### [EXTRAIT CITÉ]
______

Face à ces résultats, le gouvernement maintient le cap. « Pour l’instant, il n’y a pas de changement de stratégie vaccinale au regard des variants », indique le ministère de la Santé, qui se fonde sur « les données fournies par les laboratoires [fabriquant les vaccins à ARN messager]. Donc à ce stade, et comme l’a rappelé Olivier Véran, on continue à promouvoir la vaccination avec les trois vaccins » à ce jour disponibles en France.
« On est en mode "groupe de travail" avec les laboratoires, qui sont eux-mêmes en train d’élaborer leur propre stratégie pour voir comment répondre au mieux aux variants, ajoute-t-on du côté du ministère de l’Economie et des Finances. Evidemment, si les vaccins actuels fonctionnent sur les variants, ce doit être la solution par défaut ». Seul ajustement opéré, « à Mayotte et à la Réunion, décision a été prise de pas mettre l’accent sur AstraZeneca en raison de la circulation du variant sud-africain », précise le ministère de la Santé qui, dans ces territoires, mise « sur les vaccins de Pfizer et Moderna, avec une augmentation des livraisons à Mayotte ».

______

Pouvez-vous recopier la partie de l’extrait sur la stratégie vaccinale qui commence par les mots contenant « Face à ces résultats, le » et se termine par « disponibles en France. », en changeant « Olivier Véran » en « le ministre » ?

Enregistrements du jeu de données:
______

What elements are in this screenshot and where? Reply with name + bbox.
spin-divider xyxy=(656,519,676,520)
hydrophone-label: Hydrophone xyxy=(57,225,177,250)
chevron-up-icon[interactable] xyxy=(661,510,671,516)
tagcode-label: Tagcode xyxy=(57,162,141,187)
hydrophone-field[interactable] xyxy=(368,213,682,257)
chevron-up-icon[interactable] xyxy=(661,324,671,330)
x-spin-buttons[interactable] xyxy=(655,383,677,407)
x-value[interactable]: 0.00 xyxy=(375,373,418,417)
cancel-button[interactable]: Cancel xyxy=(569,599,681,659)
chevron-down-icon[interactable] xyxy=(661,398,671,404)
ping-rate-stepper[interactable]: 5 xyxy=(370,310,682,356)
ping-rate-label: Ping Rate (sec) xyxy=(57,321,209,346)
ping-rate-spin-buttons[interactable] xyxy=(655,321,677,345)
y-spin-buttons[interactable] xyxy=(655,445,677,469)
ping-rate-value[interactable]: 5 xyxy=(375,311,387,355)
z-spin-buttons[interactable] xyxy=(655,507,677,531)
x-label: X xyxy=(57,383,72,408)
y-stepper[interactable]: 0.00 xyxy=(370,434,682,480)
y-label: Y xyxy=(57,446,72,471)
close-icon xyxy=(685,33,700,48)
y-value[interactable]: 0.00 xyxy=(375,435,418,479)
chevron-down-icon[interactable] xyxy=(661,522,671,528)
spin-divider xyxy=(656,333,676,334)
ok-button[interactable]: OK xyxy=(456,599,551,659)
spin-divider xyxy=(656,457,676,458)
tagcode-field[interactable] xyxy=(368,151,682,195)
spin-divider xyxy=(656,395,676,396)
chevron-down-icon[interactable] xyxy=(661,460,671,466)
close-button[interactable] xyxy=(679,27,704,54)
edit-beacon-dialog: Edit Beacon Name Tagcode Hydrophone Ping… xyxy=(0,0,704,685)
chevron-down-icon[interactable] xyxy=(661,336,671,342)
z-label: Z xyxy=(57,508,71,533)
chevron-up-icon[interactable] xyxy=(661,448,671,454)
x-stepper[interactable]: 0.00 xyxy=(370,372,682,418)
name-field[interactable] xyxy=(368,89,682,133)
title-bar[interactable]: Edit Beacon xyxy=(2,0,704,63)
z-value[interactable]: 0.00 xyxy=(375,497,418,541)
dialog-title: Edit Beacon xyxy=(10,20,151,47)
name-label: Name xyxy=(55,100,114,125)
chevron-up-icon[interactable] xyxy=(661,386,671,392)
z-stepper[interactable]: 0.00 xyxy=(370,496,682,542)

______

### [RÉSULTAT OBTENU]
Face à ces résultats, le gouvernement maintient le cap. « Pour l’instant, il n’y a pas de changement de stratégie vaccinale au regard des variants », indique le ministère de la Santé, qui se fonde sur « les données fournies par les laboratoires [fabriquant les vaccins à ARN messager]. Donc à ce stade, et comme l’a rappelé le ministre, on continue à promouvoir la vaccination avec les trois vaccins » à ce jour disponibles en France.